*WHAT IS REQUIRED*. Would you restate all the data that follows, word for word?

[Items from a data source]
________________________
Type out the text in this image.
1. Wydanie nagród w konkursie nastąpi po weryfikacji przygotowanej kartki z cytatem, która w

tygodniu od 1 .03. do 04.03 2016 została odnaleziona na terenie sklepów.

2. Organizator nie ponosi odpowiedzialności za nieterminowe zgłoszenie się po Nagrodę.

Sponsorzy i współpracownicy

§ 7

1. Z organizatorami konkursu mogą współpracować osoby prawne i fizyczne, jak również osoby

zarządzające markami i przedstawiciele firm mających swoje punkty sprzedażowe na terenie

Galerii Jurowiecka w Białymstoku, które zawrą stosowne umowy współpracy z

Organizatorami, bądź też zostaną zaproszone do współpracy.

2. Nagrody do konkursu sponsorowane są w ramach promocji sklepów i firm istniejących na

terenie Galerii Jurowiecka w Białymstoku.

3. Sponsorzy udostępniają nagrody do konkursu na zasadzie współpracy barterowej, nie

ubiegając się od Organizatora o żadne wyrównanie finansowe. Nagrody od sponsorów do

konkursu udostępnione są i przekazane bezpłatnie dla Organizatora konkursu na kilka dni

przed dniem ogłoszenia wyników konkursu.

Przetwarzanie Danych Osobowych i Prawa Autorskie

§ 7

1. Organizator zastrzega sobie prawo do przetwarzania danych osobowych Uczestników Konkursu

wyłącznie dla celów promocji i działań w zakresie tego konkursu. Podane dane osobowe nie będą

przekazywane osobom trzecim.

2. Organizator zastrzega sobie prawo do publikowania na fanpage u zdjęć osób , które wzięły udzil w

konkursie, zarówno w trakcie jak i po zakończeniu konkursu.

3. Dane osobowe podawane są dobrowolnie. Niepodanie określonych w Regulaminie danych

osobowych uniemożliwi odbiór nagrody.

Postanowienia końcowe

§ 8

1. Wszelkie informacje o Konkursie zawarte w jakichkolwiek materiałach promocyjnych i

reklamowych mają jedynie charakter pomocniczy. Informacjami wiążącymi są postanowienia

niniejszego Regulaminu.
________________________
*TASK RESPONSE*.
Type out the text in this image.
1. Wydanie nagród w konkursie nastąpi po weryfikacji przygotowanej kartki z cytatem, która w

tygodniu od 1 .03. do 04.03 2016 została odnaleziona na terenie sklepów.

2. Organizator nie ponosi odpowiedzialności za nieterminowe zgłoszenie się po Nagrodę.

Sponsorzy i współpracownicy

§ 7

1. Z organizatorami konkursu mogą współpracować osoby prawne i fizyczne, jak również osoby

zarządzające markami i przedstawiciele firm mających swoje punkty sprzedażowe na terenie

Galerii Jurowiecka w Białymstoku, które zawrą stosowne umowy współpracy z

Organizatorami, bądź też zostaną zaproszone do współpracy.

2. Nagrody do konkursu sponsorowane są w ramach promocji sklepów i firm istniejących na

terenie Galerii Jurowiecka w Białymstoku.

3. Sponsorzy udostępniają nagrody do konkursu na zasadzie współpracy barterowej, nie

ubiegając się od Organizatora o żadne wyrównanie finansowe. Nagrody od sponsorów do

konkursu udostępnione są i przekazane bezpłatnie dla Organizatora konkursu na kilka dni

przed dniem ogłoszenia wyników konkursu.

Przetwarzanie Danych Osobowych i Prawa Autorskie

§ 7

1. Organizator zastrzega sobie prawo do przetwarzania danych osobowych Uczestników Konkursu

wyłącznie dla celów promocji i działań w zakresie tego konkursu. Podane dane osobowe nie będą

przekazywane osobom trzecim.

2. Organizator zastrzega sobie prawo do publikowania na fanpage u zdjęć osób , które wzięły udzil w

konkursie, zarówno w trakcie jak i po zakończeniu konkursu.

3. Dane osobowe podawane są dobrowolnie. Niepodanie określonych w Regulaminie danych

osobowych uniemożliwi odbiór nagrody.

Postanowienia końcowe

§ 8

1. Wszelkie informacje o Konkursie zawarte w jakichkolwiek materiałach promocyjnych i

reklamowych mają jedynie charakter pomocniczy. Informacjami wiążącymi są postanowienia

niniejszego Regulaminu.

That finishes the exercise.